*Task prompt*
Output every line of the material exactly, omitting images.

Figure content listings
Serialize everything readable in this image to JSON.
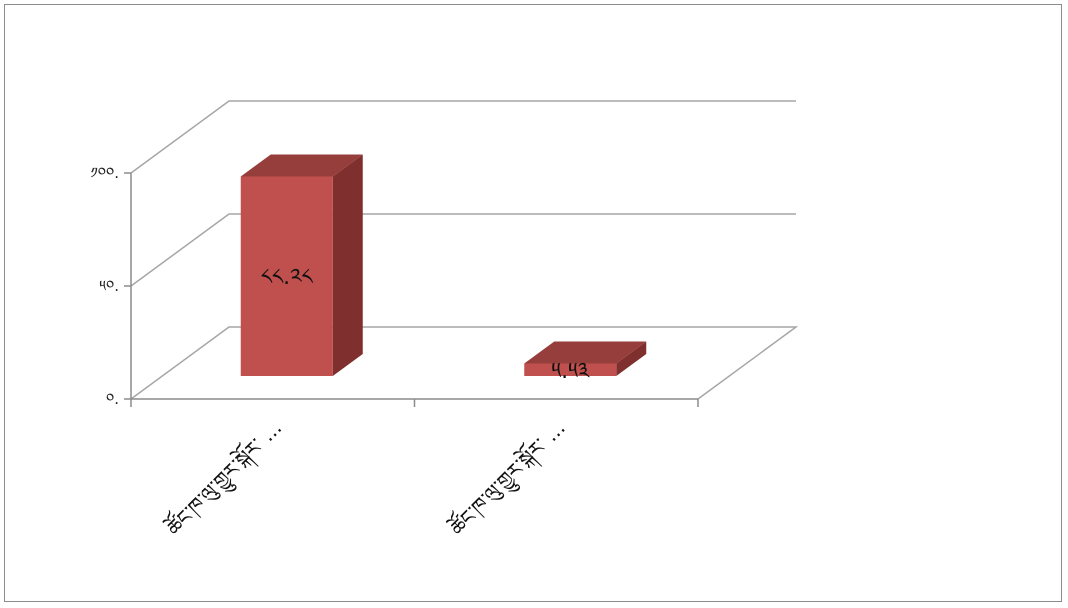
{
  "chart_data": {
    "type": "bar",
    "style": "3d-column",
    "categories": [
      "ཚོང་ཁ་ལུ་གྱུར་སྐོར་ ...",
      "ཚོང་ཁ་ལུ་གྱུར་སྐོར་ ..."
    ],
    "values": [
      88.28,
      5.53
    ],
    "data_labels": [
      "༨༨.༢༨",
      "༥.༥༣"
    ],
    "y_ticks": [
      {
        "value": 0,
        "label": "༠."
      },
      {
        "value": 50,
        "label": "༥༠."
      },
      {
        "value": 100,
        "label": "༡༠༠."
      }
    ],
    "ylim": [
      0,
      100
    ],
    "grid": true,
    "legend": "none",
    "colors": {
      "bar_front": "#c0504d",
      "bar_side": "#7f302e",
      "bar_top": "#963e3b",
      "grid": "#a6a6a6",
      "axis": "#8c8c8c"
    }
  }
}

*Exercise answer*
Serialize everything readable in this image to JSON.
{
  "chart_data": {
    "type": "bar",
    "style": "3d-column",
    "categories": [
      "ཚོང་ཁ་ལུ་གྱུར་སྐོར་ ...",
      "ཚོང་ཁ་ལུ་གྱུར་སྐོར་ ..."
    ],
    "values": [
      88.28,
      5.53
    ],
    "data_labels": [
      "༨༨.༢༨",
      "༥.༥༣"
    ],
    "y_ticks": [
      {
        "value": 0,
        "label": "༠."
      },
      {
        "value": 50,
        "label": "༥༠."
      },
      {
        "value": 100,
        "label": "༡༠༠."
      }
    ],
    "ylim": [
      0,
      100
    ],
    "grid": true,
    "legend": "none",
    "colors": {
      "bar_front": "#c0504d",
      "bar_side": "#7f302e",
      "bar_top": "#963e3b",
      "grid": "#a6a6a6",
      "axis": "#8c8c8c"
    }
  }
}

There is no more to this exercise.